*Your instructions*. Read the listing below and copy out every line that holds "VALOR".

━━━ Dataset ━━━

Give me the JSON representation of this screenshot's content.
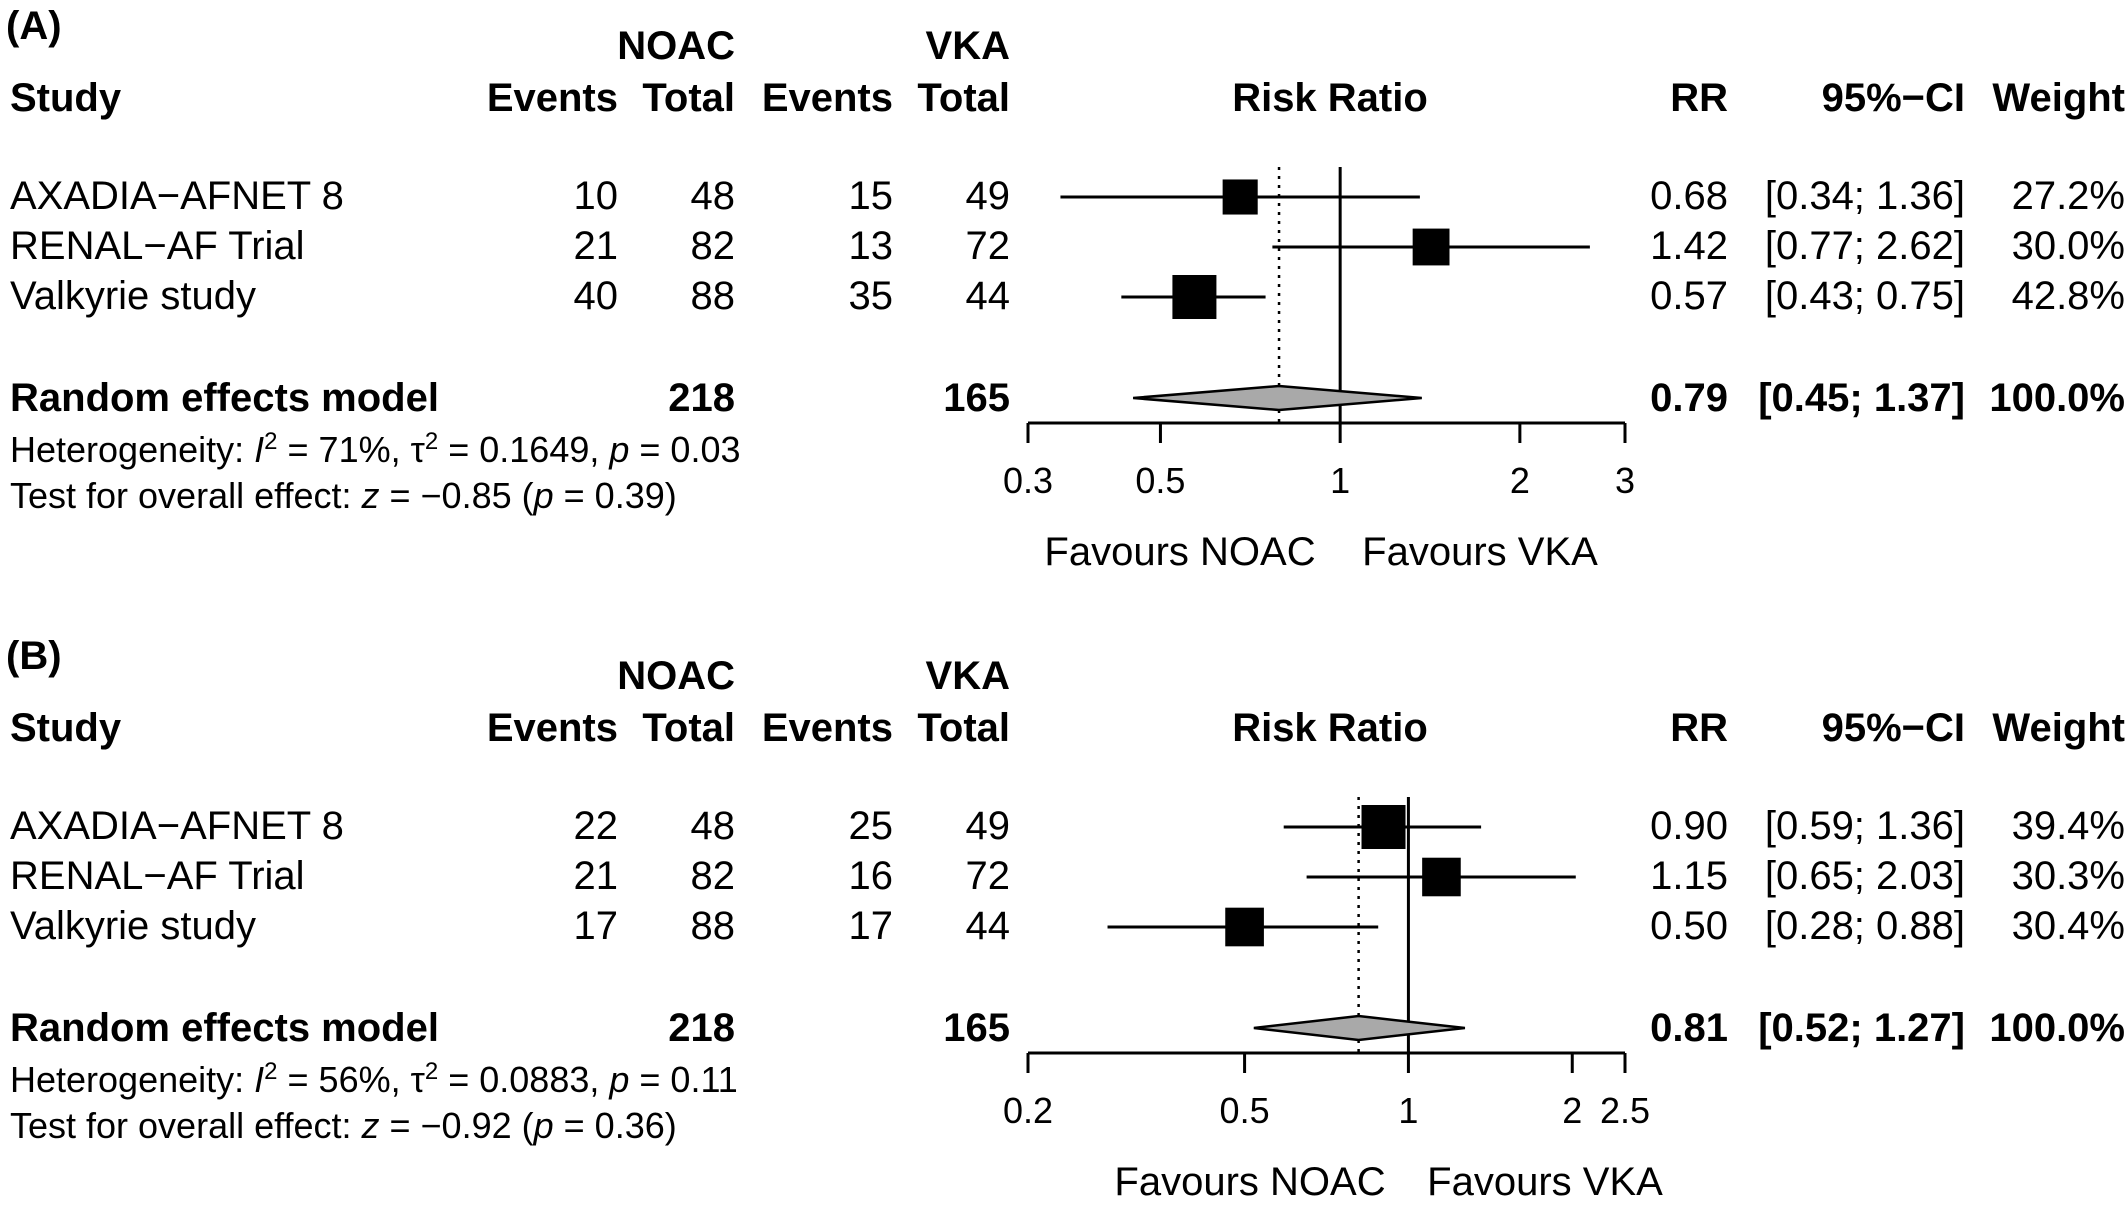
{
  "chart_data": [
    {
      "type": "forest",
      "panel_label": "(A)",
      "headers": {
        "group1": "NOAC",
        "group2": "VKA",
        "study": "Study",
        "events1": "Events",
        "total1": "Total",
        "events2": "Events",
        "total2": "Total",
        "plot": "Risk Ratio",
        "rr": "RR",
        "ci": "95%−CI",
        "weight": "Weight"
      },
      "studies": [
        {
          "name": "AXADIA−AFNET 8",
          "events1": "10",
          "total1": "48",
          "events2": "15",
          "total2": "49",
          "rr": 0.68,
          "lo": 0.34,
          "hi": 1.36,
          "rr_text": "0.68",
          "ci_text": "[0.34; 1.36]",
          "weight_text": "27.2%",
          "weight": 27.2
        },
        {
          "name": "RENAL−AF Trial",
          "events1": "21",
          "total1": "82",
          "events2": "13",
          "total2": "72",
          "rr": 1.42,
          "lo": 0.77,
          "hi": 2.62,
          "rr_text": "1.42",
          "ci_text": "[0.77; 2.62]",
          "weight_text": "30.0%",
          "weight": 30.0
        },
        {
          "name": "Valkyrie study",
          "events1": "40",
          "total1": "88",
          "events2": "35",
          "total2": "44",
          "rr": 0.57,
          "lo": 0.43,
          "hi": 0.75,
          "rr_text": "0.57",
          "ci_text": "[0.43; 0.75]",
          "weight_text": "42.8%",
          "weight": 42.8
        }
      ],
      "summary": {
        "name": "Random effects model",
        "total1": "218",
        "total2": "165",
        "rr": 0.79,
        "lo": 0.45,
        "hi": 1.37,
        "rr_text": "0.79",
        "ci_text": "[0.45; 1.37]",
        "weight_text": "100.0%"
      },
      "heterogeneity": {
        "prefix": "Heterogeneity: ",
        "i2_symbol": "I",
        "i2_value": " = 71%, ",
        "tau_symbol": "τ",
        "tau_value": " = 0.1649, ",
        "p_symbol": "p",
        "p_value": " = 0.03"
      },
      "overall_effect": {
        "prefix": "Test for overall effect: ",
        "z_symbol": "z",
        "z_value": " = −0.85 (",
        "p_symbol": "p",
        "p_value": " = 0.39)"
      },
      "x_axis": {
        "scale": "log",
        "ticks": [
          0.3,
          0.5,
          1,
          2,
          3
        ],
        "tick_labels": [
          "0.3",
          "0.5",
          "1",
          "2",
          "3"
        ],
        "range": [
          0.3,
          3
        ]
      },
      "favours": {
        "left": "Favours NOAC",
        "right": "Favours VKA"
      }
    },
    {
      "type": "forest",
      "panel_label": "(B)",
      "headers": {
        "group1": "NOAC",
        "group2": "VKA",
        "study": "Study",
        "events1": "Events",
        "total1": "Total",
        "events2": "Events",
        "total2": "Total",
        "plot": "Risk Ratio",
        "rr": "RR",
        "ci": "95%−CI",
        "weight": "Weight"
      },
      "studies": [
        {
          "name": "AXADIA−AFNET 8",
          "events1": "22",
          "total1": "48",
          "events2": "25",
          "total2": "49",
          "rr": 0.9,
          "lo": 0.59,
          "hi": 1.36,
          "rr_text": "0.90",
          "ci_text": "[0.59; 1.36]",
          "weight_text": "39.4%",
          "weight": 39.4
        },
        {
          "name": "RENAL−AF Trial",
          "events1": "21",
          "total1": "82",
          "events2": "16",
          "total2": "72",
          "rr": 1.15,
          "lo": 0.65,
          "hi": 2.03,
          "rr_text": "1.15",
          "ci_text": "[0.65; 2.03]",
          "weight_text": "30.3%",
          "weight": 30.3
        },
        {
          "name": "Valkyrie study",
          "events1": "17",
          "total1": "88",
          "events2": "17",
          "total2": "44",
          "rr": 0.5,
          "lo": 0.28,
          "hi": 0.88,
          "rr_text": "0.50",
          "ci_text": "[0.28; 0.88]",
          "weight_text": "30.4%",
          "weight": 30.4
        }
      ],
      "summary": {
        "name": "Random effects model",
        "total1": "218",
        "total2": "165",
        "rr": 0.81,
        "lo": 0.52,
        "hi": 1.27,
        "rr_text": "0.81",
        "ci_text": "[0.52; 1.27]",
        "weight_text": "100.0%"
      },
      "heterogeneity": {
        "prefix": "Heterogeneity: ",
        "i2_symbol": "I",
        "i2_value": " = 56%, ",
        "tau_symbol": "τ",
        "tau_value": " = 0.0883, ",
        "p_symbol": "p",
        "p_value": " = 0.11"
      },
      "overall_effect": {
        "prefix": "Test for overall effect: ",
        "z_symbol": "z",
        "z_value": " = −0.92 (",
        "p_symbol": "p",
        "p_value": " = 0.36)"
      },
      "x_axis": {
        "scale": "log",
        "ticks": [
          0.2,
          0.5,
          1,
          2,
          2.5
        ],
        "tick_labels": [
          "0.2",
          "0.5",
          "1",
          "2",
          "2.5"
        ],
        "range": [
          0.2,
          2.5
        ]
      },
      "favours": {
        "left": "Favours NOAC",
        "right": "Favours VKA"
      }
    }
  ]
}
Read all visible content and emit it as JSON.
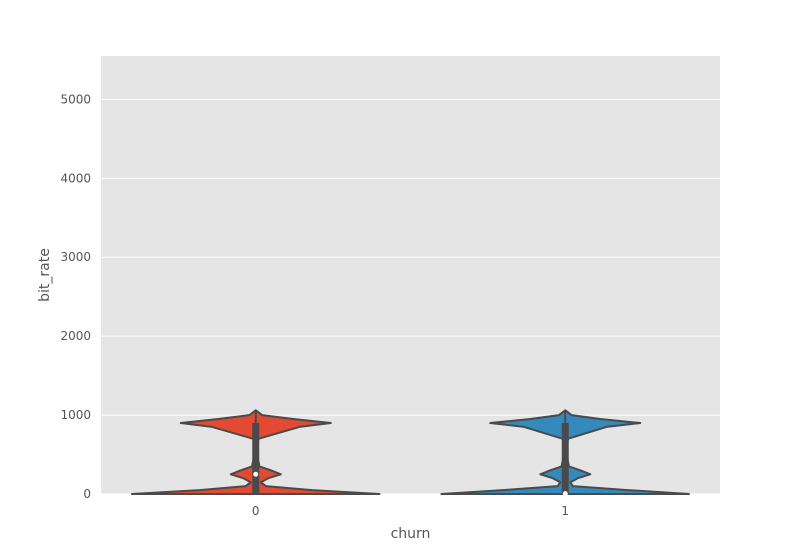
{
  "chart_data": {
    "type": "violin",
    "xlabel": "churn",
    "ylabel": "bit_rate",
    "categories": [
      "0",
      "1"
    ],
    "yticks": [
      0,
      1000,
      2000,
      3000,
      4000,
      5000
    ],
    "ylim": [
      0,
      5550
    ],
    "grid": true,
    "background": "#e5e5e5",
    "colors": [
      "#e24a33",
      "#348abd"
    ],
    "line_color": "#4a4a4a",
    "series": [
      {
        "category": "0",
        "median": 250,
        "q1": 10,
        "q3": 900,
        "whisker_low": 0,
        "whisker_high": 1060,
        "density_profile": [
          [
            0,
            0.99
          ],
          [
            50,
            0.45
          ],
          [
            100,
            0.08
          ],
          [
            150,
            0.04
          ],
          [
            200,
            0.1
          ],
          [
            250,
            0.2
          ],
          [
            300,
            0.12
          ],
          [
            350,
            0.03
          ],
          [
            500,
            0.01
          ],
          [
            700,
            0.02
          ],
          [
            850,
            0.35
          ],
          [
            900,
            0.6
          ],
          [
            950,
            0.3
          ],
          [
            1000,
            0.05
          ],
          [
            1060,
            0.0
          ]
        ]
      },
      {
        "category": "1",
        "median": 5,
        "q1": 5,
        "q3": 900,
        "whisker_low": 0,
        "whisker_high": 1060,
        "density_profile": [
          [
            0,
            0.99
          ],
          [
            50,
            0.5
          ],
          [
            100,
            0.06
          ],
          [
            150,
            0.04
          ],
          [
            200,
            0.1
          ],
          [
            250,
            0.2
          ],
          [
            300,
            0.12
          ],
          [
            350,
            0.03
          ],
          [
            500,
            0.01
          ],
          [
            700,
            0.02
          ],
          [
            850,
            0.33
          ],
          [
            900,
            0.6
          ],
          [
            950,
            0.28
          ],
          [
            1000,
            0.05
          ],
          [
            1060,
            0.0
          ]
        ]
      }
    ]
  }
}
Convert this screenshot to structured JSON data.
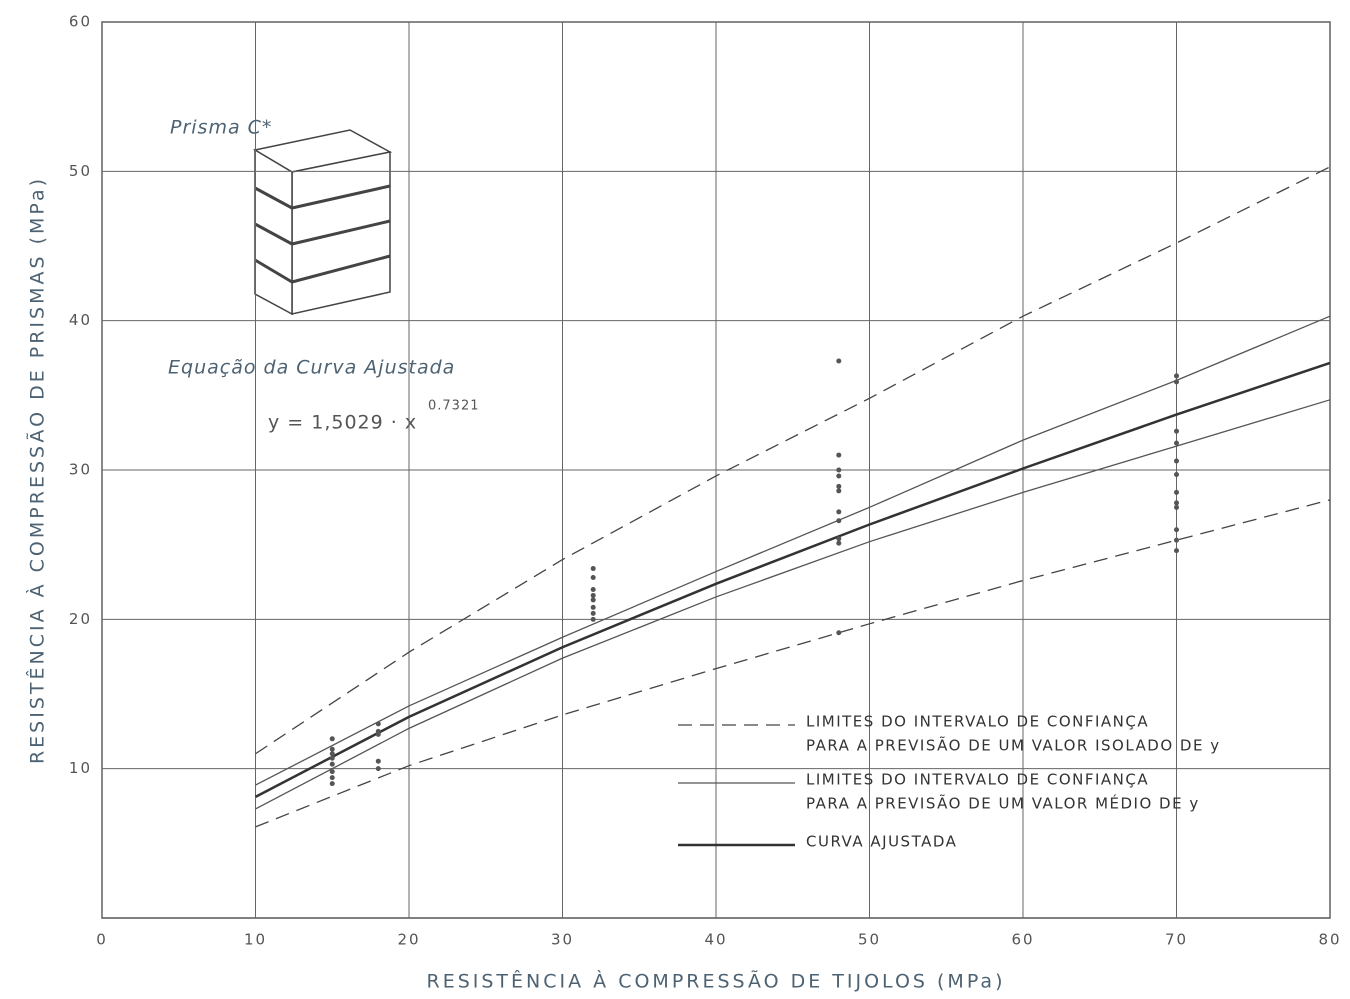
{
  "chart_data": {
    "type": "line",
    "x_label": "RESISTÊNCIA À COMPRESSÃO DE TIJOLOS (MPa)",
    "y_label": "RESISTÊNCIA À COMPRESSÃO DE PRISMAS (MPa)",
    "annotations": {
      "prism": "Prisma C*",
      "equation_title": "Equação da Curva Ajustada",
      "equation": "y = 1,5029 · x",
      "exponent": "0.7321"
    },
    "xlim": [
      0,
      80
    ],
    "ylim": [
      0,
      60
    ],
    "xticks": [
      0,
      10,
      20,
      30,
      40,
      50,
      60,
      70,
      80
    ],
    "yticks": [
      10,
      20,
      30,
      40,
      50,
      60
    ],
    "grid": true,
    "x": [
      10,
      20,
      30,
      40,
      50,
      60,
      70,
      80
    ],
    "series": [
      {
        "name": [
          "LIMITES DO INTERVALO DE CONFIANÇA",
          "PARA A PREVISÃO DE UM VALOR ISOLADO DE y"
        ],
        "color": "#444",
        "dashed": true,
        "upper": [
          11,
          17.8,
          24,
          29.6,
          34.8,
          40.3,
          45.2,
          50.3
        ],
        "lower": [
          6.1,
          10.2,
          13.6,
          16.7,
          19.7,
          22.6,
          25.3,
          28
        ]
      },
      {
        "name": [
          "LIMITES DO INTERVALO DE CONFIANÇA",
          "PARA A PREVISÃO DE UM VALOR MÉDIO DE y"
        ],
        "color": "#555",
        "dashed": false,
        "upper": [
          8.9,
          14.2,
          18.8,
          23.2,
          27.5,
          32,
          36,
          40.3
        ],
        "lower": [
          7.3,
          12.7,
          17.4,
          21.5,
          25.2,
          28.5,
          31.6,
          34.7
        ]
      },
      {
        "name": [
          "CURVA AJUSTADA"
        ],
        "color": "#333",
        "dashed": false,
        "values": [
          8.11,
          13.47,
          18.13,
          22.38,
          26.35,
          30.1,
          33.71,
          37.17
        ]
      }
    ],
    "points": {
      "color": "#555",
      "x": [
        15,
        15,
        15,
        15,
        15,
        15,
        15,
        15,
        18,
        18,
        18,
        18,
        18,
        32,
        32,
        32,
        32,
        32,
        32,
        32,
        32,
        48,
        48,
        48,
        48,
        48,
        48,
        48,
        48,
        48,
        48,
        48,
        70,
        70,
        70,
        70,
        70,
        70,
        70,
        70,
        70,
        70,
        70,
        70
      ],
      "y": [
        12,
        11.3,
        11,
        10.7,
        10.3,
        9.8,
        9.4,
        9,
        13,
        12.5,
        12.3,
        10.5,
        10,
        23.4,
        22.8,
        22,
        21.6,
        21.3,
        20.8,
        20.4,
        20,
        37.3,
        31,
        30,
        29.6,
        28.9,
        28.6,
        27.2,
        26.6,
        25.4,
        25.1,
        19.1,
        36.3,
        35.9,
        32.6,
        31.8,
        30.6,
        29.7,
        28.5,
        27.8,
        27.5,
        26,
        25.3,
        24.6
      ]
    }
  }
}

━━━

*Solution for this task*.
          "PARA A PREVISÃO DE UM VALOR ISOLADO DE y"
          "PARA A PREVISÃO DE UM VALOR MÉDIO DE y"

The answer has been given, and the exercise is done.